Exclude the pictures and reproduce the remaining data exactly as written.

↓↓↓

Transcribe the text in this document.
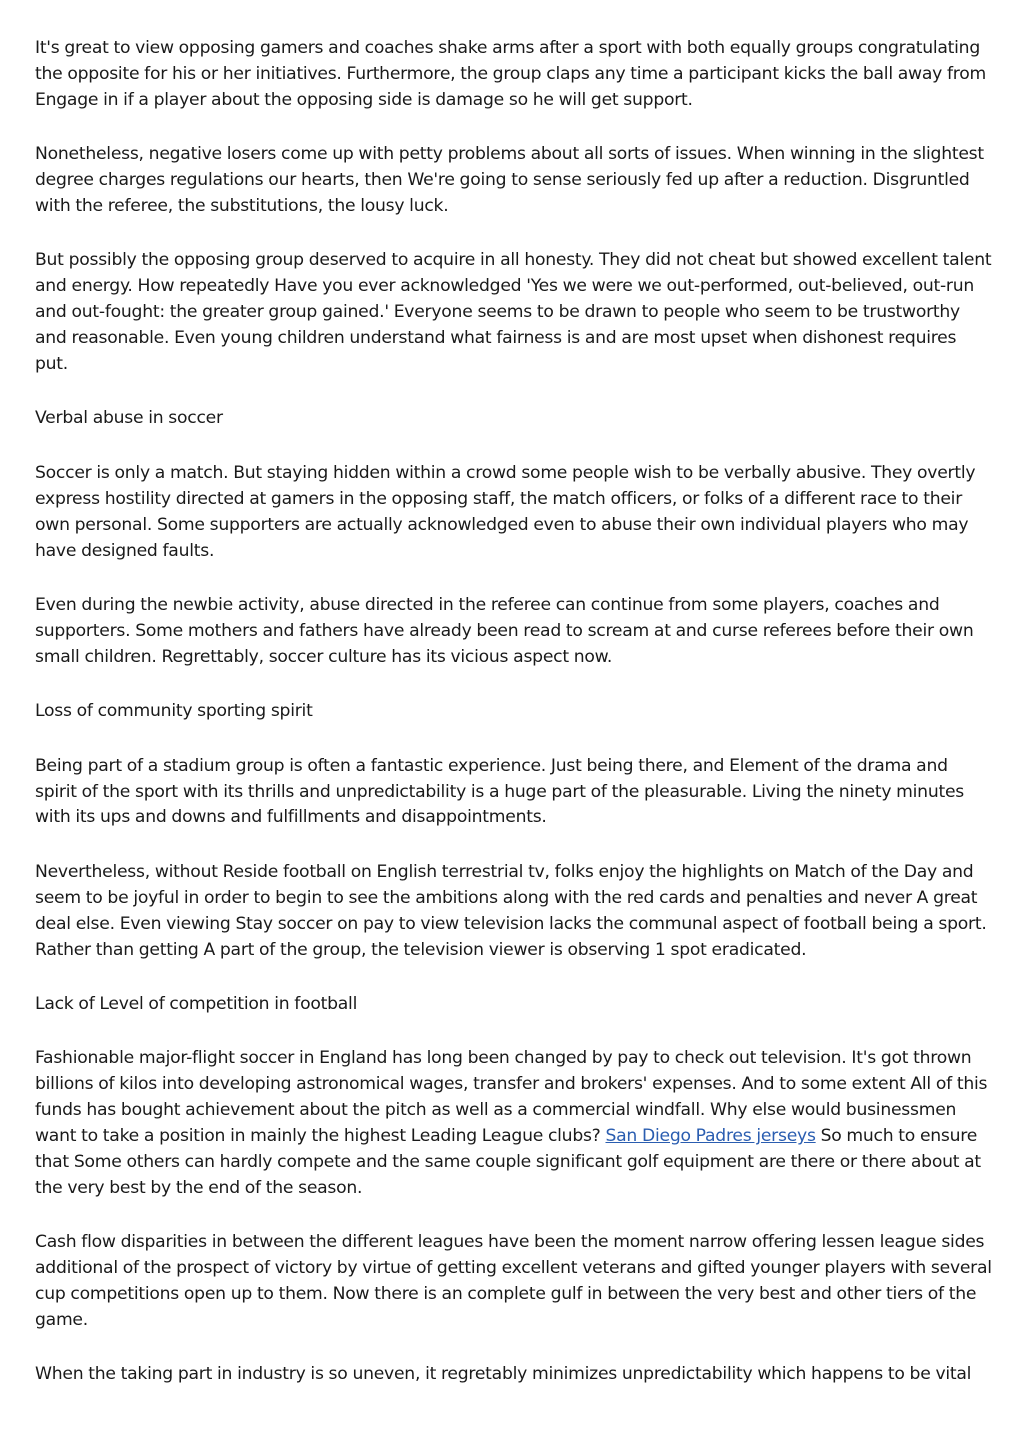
It's great to view opposing gamers and coaches shake arms after a sport with both equally groups congratulating the opposite for his or her initiatives. Furthermore, the group claps any time a participant kicks the ball away from Engage in if a player about the opposing side is damage so he will get support.

Nonetheless, negative losers come up with petty problems about all sorts of issues. When winning in the slightest degree charges regulations our hearts, then We're going to sense seriously fed up after a reduction. Disgruntled with the referee, the substitutions, the lousy luck.

But possibly the opposing group deserved to acquire in all honesty. They did not cheat but showed excellent talent and energy. How repeatedly Have you ever acknowledged 'Yes we were we out-performed, out-believed, out-run and out-fought: the greater group gained.' Everyone seems to be drawn to people who seem to be trustworthy and reasonable. Even young children understand what fairness is and are most upset when dishonest requires put.

Verbal abuse in soccer

Soccer is only a match. But staying hidden within a crowd some people wish to be verbally abusive. They overtly express hostility directed at gamers in the opposing staff, the match officers, or folks of a different race to their own personal. Some supporters are actually acknowledged even to abuse their own individual players who may have designed faults.

Even during the newbie activity, abuse directed in the referee can continue from some players, coaches and supporters. Some mothers and fathers have already been read to scream at and curse referees before their own small children. Regrettably, soccer culture has its vicious aspect now.

Loss of community sporting spirit

Being part of a stadium group is often a fantastic experience. Just being there, and Element of the drama and spirit of the sport with its thrills and unpredictability is a huge part of the pleasurable. Living the ninety minutes with its ups and downs and fulfillments and disappointments.

Nevertheless, without Reside football on English terrestrial tv, folks enjoy the highlights on Match of the Day and seem to be joyful in order to begin to see the ambitions along with the red cards and penalties and never A great deal else. Even viewing Stay soccer on pay to view television lacks the communal aspect of football being a sport. Rather than getting A part of the group, the television viewer is observing 1 spot eradicated.

Lack of Level of competition in football

Fashionable major-flight soccer in England has long been changed by pay to check out television. It's got thrown billions of kilos into developing astronomical wages, transfer and brokers' expenses. And to some extent All of this funds has bought achievement about the pitch as well as a commercial windfall. Why else would businessmen want to take a position in mainly the highest Leading League clubs? San Diego Padres jerseys So much to ensure that Some others can hardly compete and the same couple significant golf equipment are there or there about at the very best by the end of the season.

Cash flow disparities in between the different leagues have been the moment narrow offering lessen league sides additional of the prospect of victory by virtue of getting excellent veterans and gifted younger players with several cup competitions open up to them. Now there is an complete gulf in between the very best and other tiers of the game.

When the taking part in industry is so uneven, it regretably minimizes unpredictability which happens to be vital
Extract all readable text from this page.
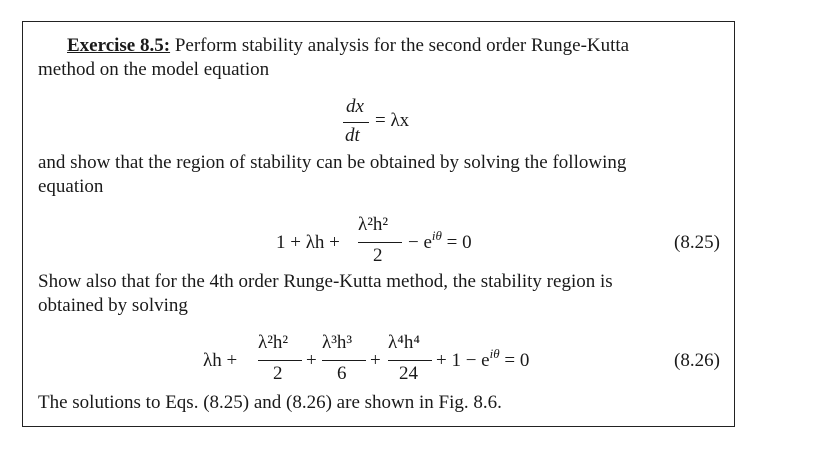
Exercise 8.5: Perform stability analysis for the second order Runge-Kutta
method on the model equation
dx
dt
= λx
and show that the region of stability can be obtained by solving the following
equation
1 + λh +
λ²h²
2
− $e^{i\theta} = 0$	(8.25)
Show also that for the 4th order Runge-Kutta method, the stability region is
obtained by solving
λh +
λ²h²
2
+
λ³h³
6
+
λ⁴h⁴
24
+ $1 - e^{i\theta} = 0$	(8.26)
The solutions to Eqs. (8.25) and (8.26) are shown in Fig. 8.6.
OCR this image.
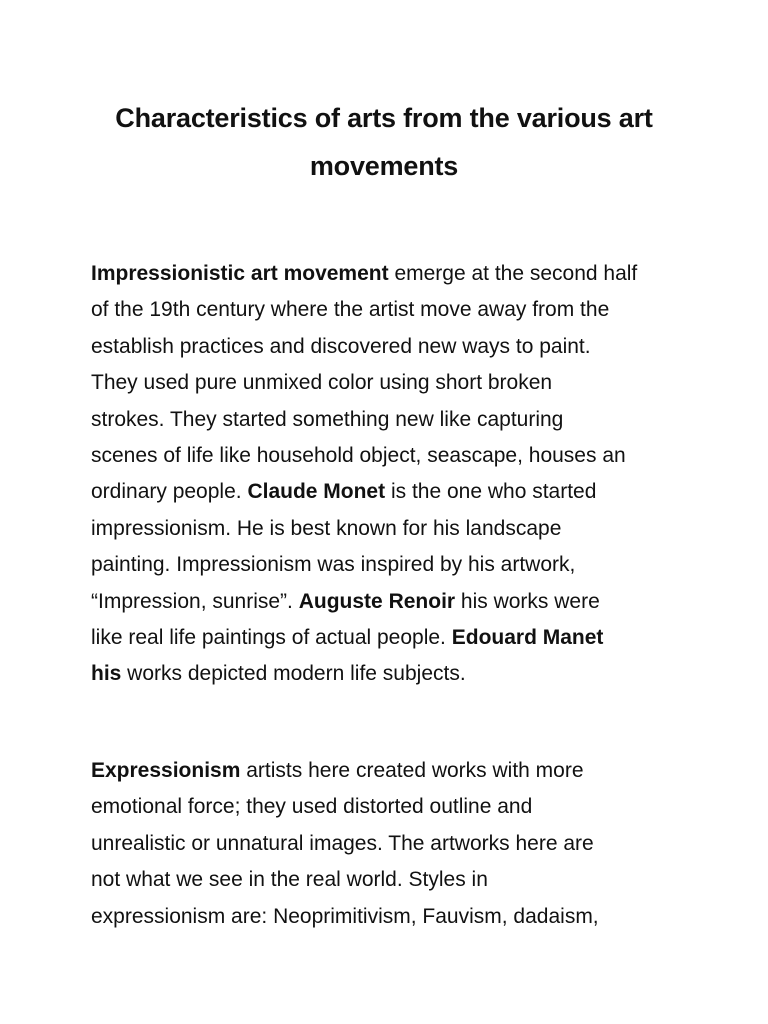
Characteristics of arts from the various art
movements
Impressionistic art movement emerge at the second half
of the 19th century where the artist move away from the
establish practices and discovered new ways to paint.
They used pure unmixed color using short broken
strokes. They started something new like capturing
scenes of life like household object, seascape, houses an
ordinary people. Claude Monet is the one who started
impressionism. He is best known for his landscape
painting. Impressionism was inspired by his artwork,
“Impression, sunrise”. Auguste Renoir his works were
like real life paintings of actual people. Edouard Manet
his works depicted modern life subjects.
Expressionism artists here created works with more
emotional force; they used distorted outline and
unrealistic or unnatural images. The artworks here are
not what we see in the real world. Styles in
expressionism are: Neoprimitivism, Fauvism, dadaism,
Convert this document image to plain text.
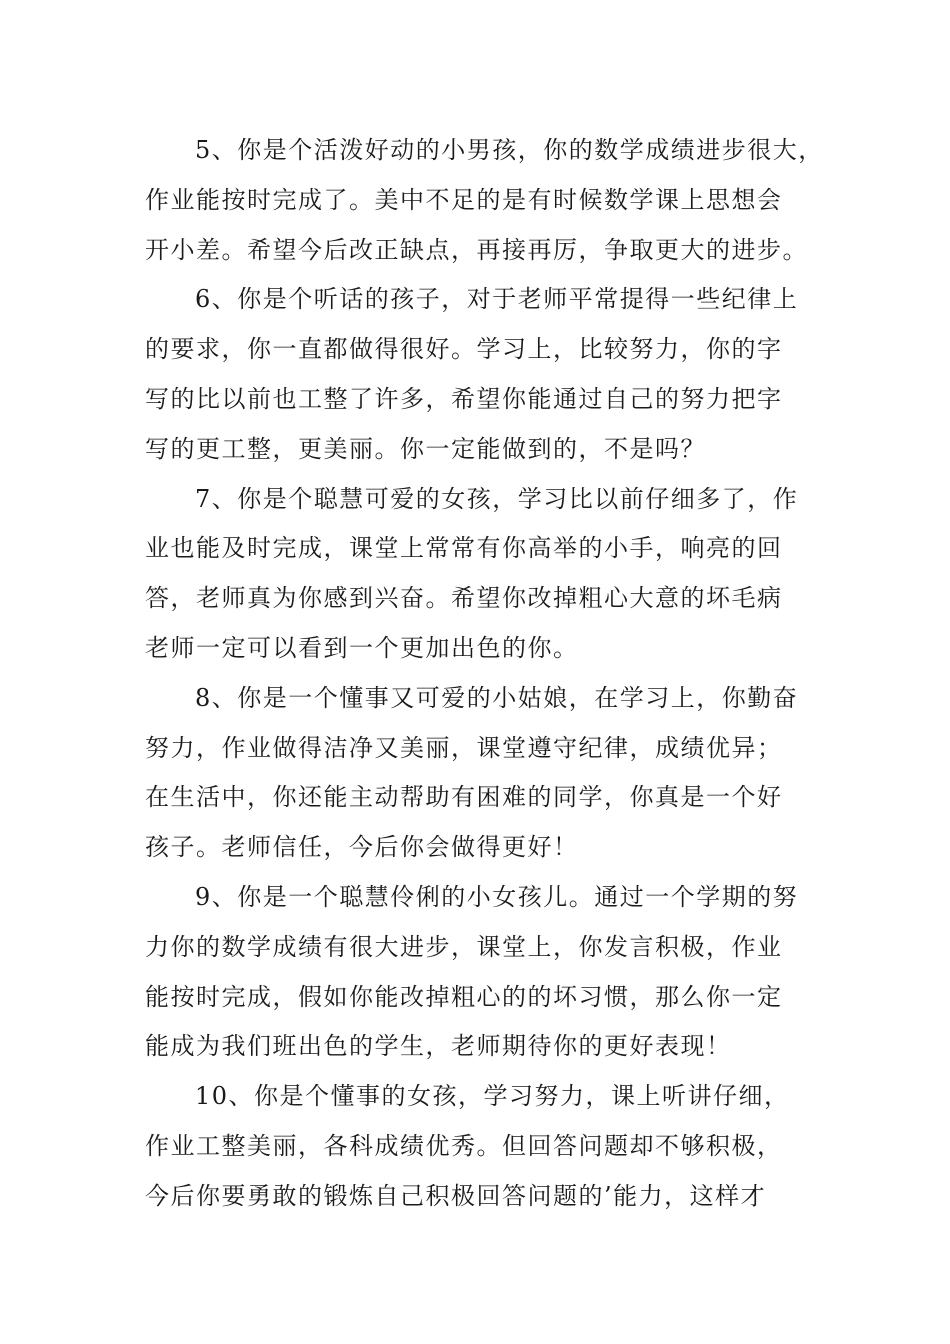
5、你是个活泼好动的小男孩，你的数学成绩进步很大，
作业能按时完成了。美中不足的是有时候数学课上思想会
开小差。希望今后改正缺点，再接再厉，争取更大的进步。
6、你是个听话的孩子，对于老师平常提得一些纪律上
的要求，你一直都做得很好。学习上，比较努力，你的字
写的比以前也工整了许多，希望你能通过自己的努力把字
写的更工整，更美丽。你一定能做到的，不是吗？
7、你是个聪慧可爱的女孩，学习比以前仔细多了，作
业也能及时完成，课堂上常常有你高举的小手，响亮的回
答，老师真为你感到兴奋。希望你改掉粗心大意的坏毛病
老师一定可以看到一个更加出色的你。
8、你是一个懂事又可爱的小姑娘，在学习上，你勤奋
努力，作业做得洁净又美丽，课堂遵守纪律，成绩优异；
在生活中，你还能主动帮助有困难的同学，你真是一个好
孩子。老师信任，今后你会做得更好！
9、你是一个聪慧伶俐的小女孩儿。通过一个学期的努
力你的数学成绩有很大进步，课堂上，你发言积极，作业
能按时完成，假如你能改掉粗心的的坏习惯，那么你一定
能成为我们班出色的学生，老师期待你的更好表现！
10、你是个懂事的女孩，学习努力，课上听讲仔细，
作业工整美丽，各科成绩优秀。但回答问题却不够积极，
今后你要勇敢的锻炼自己积极回答问题的’能力，这样才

↑↑↑

◆ **RESULT**:
Transcribe the text in this document.
It's great to view opposing gamers and coaches shake arms after a sport with both equally groups congratulating the opposite for his or her initiatives. Furthermore, the group claps any time a participant kicks the ball away from Engage in if a player about the opposing side is damage so he will get support.

Nonetheless, negative losers come up with petty problems about all sorts of issues. When winning in the slightest degree charges regulations our hearts, then We're going to sense seriously fed up after a reduction. Disgruntled with the referee, the substitutions, the lousy luck.

But possibly the opposing group deserved to acquire in all honesty. They did not cheat but showed excellent talent and energy. How repeatedly Have you ever acknowledged 'Yes we were we out-performed, out-believed, out-run and out-fought: the greater group gained.' Everyone seems to be drawn to people who seem to be trustworthy and reasonable. Even young children understand what fairness is and are most upset when dishonest requires put.

Verbal abuse in soccer

Soccer is only a match. But staying hidden within a crowd some people wish to be verbally abusive. They overtly express hostility directed at gamers in the opposing staff, the match officers, or folks of a different race to their own personal. Some supporters are actually acknowledged even to abuse their own individual players who may have designed faults.

Even during the newbie activity, abuse directed in the referee can continue from some players, coaches and supporters. Some mothers and fathers have already been read to scream at and curse referees before their own small children. Regrettably, soccer culture has its vicious aspect now.

Loss of community sporting spirit

Being part of a stadium group is often a fantastic experience. Just being there, and Element of the drama and spirit of the sport with its thrills and unpredictability is a huge part of the pleasurable. Living the ninety minutes with its ups and downs and fulfillments and disappointments.

Nevertheless, without Reside football on English terrestrial tv, folks enjoy the highlights on Match of the Day and seem to be joyful in order to begin to see the ambitions along with the red cards and penalties and never A great deal else. Even viewing Stay soccer on pay to view television lacks the communal aspect of football being a sport. Rather than getting A part of the group, the television viewer is observing 1 spot eradicated.

Lack of Level of competition in football

Fashionable major-flight soccer in England has long been changed by pay to check out television. It's got thrown billions of kilos into developing astronomical wages, transfer and brokers' expenses. And to some extent All of this funds has bought achievement about the pitch as well as a commercial windfall. Why else would businessmen want to take a position in mainly the highest Leading League clubs? San Diego Padres jerseys So much to ensure that Some others can hardly compete and the same couple significant golf equipment are there or there about at the very best by the end of the season.

Cash flow disparities in between the different leagues have been the moment narrow offering lessen league sides additional of the prospect of victory by virtue of getting excellent veterans and gifted younger players with several cup competitions open up to them. Now there is an complete gulf in between the very best and other tiers of the game.

When the taking part in industry is so uneven, it regretably minimizes unpredictability which happens to be vital
Extract all readable text from this page.
Exercise 8.5: Perform stability analysis for the second order Runge-Kutta
method on the model equation
dx
dt
= λx
and show that the region of stability can be obtained by solving the following
equation
1 + λh +
λ²h²
2
− $e^{i\theta} = 0$	(8.25)
Show also that for the 4th order Runge-Kutta method, the stability region is
obtained by solving
λh +
λ²h²
2
+
λ³h³
6
+
λ⁴h⁴
24
+ $1 - e^{i\theta} = 0$	(8.26)
The solutions to Eqs. (8.25) and (8.26) are shown in Fig. 8.6.
OCR this image.
Characteristics of arts from the various art
movements
Impressionistic art movement emerge at the second half
of the 19th century where the artist move away from the
establish practices and discovered new ways to paint.
They used pure unmixed color using short broken
strokes. They started something new like capturing
scenes of life like household object, seascape, houses an
ordinary people. Claude Monet is the one who started
impressionism. He is best known for his landscape
painting. Impressionism was inspired by his artwork,
“Impression, sunrise”. Auguste Renoir his works were
like real life paintings of actual people. Edouard Manet
his works depicted modern life subjects.
Expressionism artists here created works with more
emotional force; they used distorted outline and
unrealistic or unnatural images. The artworks here are
not what we see in the real world. Styles in
expressionism are: Neoprimitivism, Fauvism, dadaism,
Convert this document image to plain text.
5、你是个活泼好动的小男孩，你的数学成绩进步很大，
作业能按时完成了。美中不足的是有时候数学课上思想会
开小差。希望今后改正缺点，再接再厉，争取更大的进步。
6、你是个听话的孩子，对于老师平常提得一些纪律上
的要求，你一直都做得很好。学习上，比较努力，你的字
写的比以前也工整了许多，希望你能通过自己的努力把字
写的更工整，更美丽。你一定能做到的，不是吗？
7、你是个聪慧可爱的女孩，学习比以前仔细多了，作
业也能及时完成，课堂上常常有你高举的小手，响亮的回
答，老师真为你感到兴奋。希望你改掉粗心大意的坏毛病
老师一定可以看到一个更加出色的你。
8、你是一个懂事又可爱的小姑娘，在学习上，你勤奋
努力，作业做得洁净又美丽，课堂遵守纪律，成绩优异；
在生活中，你还能主动帮助有困难的同学，你真是一个好
孩子。老师信任，今后你会做得更好！
9、你是一个聪慧伶俐的小女孩儿。通过一个学期的努
力你的数学成绩有很大进步，课堂上，你发言积极，作业
能按时完成，假如你能改掉粗心的的坏习惯，那么你一定
能成为我们班出色的学生，老师期待你的更好表现！
10、你是个懂事的女孩，学习努力，课上听讲仔细，
作业工整美丽，各科成绩优秀。但回答问题却不够积极，
今后你要勇敢的锻炼自己积极回答问题的’能力，这样才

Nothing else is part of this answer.